### RECORDS FOR THIS EXERCISE

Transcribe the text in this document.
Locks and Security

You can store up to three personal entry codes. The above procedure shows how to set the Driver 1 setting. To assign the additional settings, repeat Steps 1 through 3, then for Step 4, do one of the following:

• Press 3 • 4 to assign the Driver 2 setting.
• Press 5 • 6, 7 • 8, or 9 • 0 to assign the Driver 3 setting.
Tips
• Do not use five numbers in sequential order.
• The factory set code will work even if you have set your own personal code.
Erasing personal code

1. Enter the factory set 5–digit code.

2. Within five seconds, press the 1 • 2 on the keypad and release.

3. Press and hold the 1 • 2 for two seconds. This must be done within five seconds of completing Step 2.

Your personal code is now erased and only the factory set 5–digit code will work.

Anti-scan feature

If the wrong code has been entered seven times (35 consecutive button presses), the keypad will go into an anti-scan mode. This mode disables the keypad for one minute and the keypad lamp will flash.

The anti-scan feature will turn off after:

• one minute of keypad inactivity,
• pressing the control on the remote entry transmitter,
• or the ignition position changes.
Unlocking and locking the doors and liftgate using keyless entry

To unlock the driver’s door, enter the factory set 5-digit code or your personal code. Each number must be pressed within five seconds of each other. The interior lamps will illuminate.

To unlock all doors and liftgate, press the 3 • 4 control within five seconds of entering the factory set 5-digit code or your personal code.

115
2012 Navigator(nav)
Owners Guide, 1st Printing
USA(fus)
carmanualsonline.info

### WHAT IS NEEDED
Please reproduce each record precisely as written.

### REPLY TO THE TASK
Transcribe the text in this document.
Locks and Security

You can store up to three personal entry codes. The above procedure shows how to set the Driver 1 setting. To assign the additional settings, repeat Steps 1 through 3, then for Step 4, do one of the following:

• Press 3 • 4 to assign the Driver 2 setting.
• Press 5 • 6, 7 • 8, or 9 • 0 to assign the Driver 3 setting.
Tips
• Do not use five numbers in sequential order.
• The factory set code will work even if you have set your own personal code.
Erasing personal code

1. Enter the factory set 5–digit code.

2. Within five seconds, press the 1 • 2 on the keypad and release.

3. Press and hold the 1 • 2 for two seconds. This must be done within five seconds of completing Step 2.

Your personal code is now erased and only the factory set 5–digit code will work.

Anti-scan feature

If the wrong code has been entered seven times (35 consecutive button presses), the keypad will go into an anti-scan mode. This mode disables the keypad for one minute and the keypad lamp will flash.

The anti-scan feature will turn off after:

• one minute of keypad inactivity,
• pressing the control on the remote entry transmitter,
• or the ignition position changes.
Unlocking and locking the doors and liftgate using keyless entry

To unlock the driver’s door, enter the factory set 5-digit code or your personal code. Each number must be pressed within five seconds of each other. The interior lamps will illuminate.

To unlock all doors and liftgate, press the 3 • 4 control within five seconds of entering the factory set 5-digit code or your personal code.

115
2012 Navigator(nav)
Owners Guide, 1st Printing
USA(fus)
carmanualsonline.info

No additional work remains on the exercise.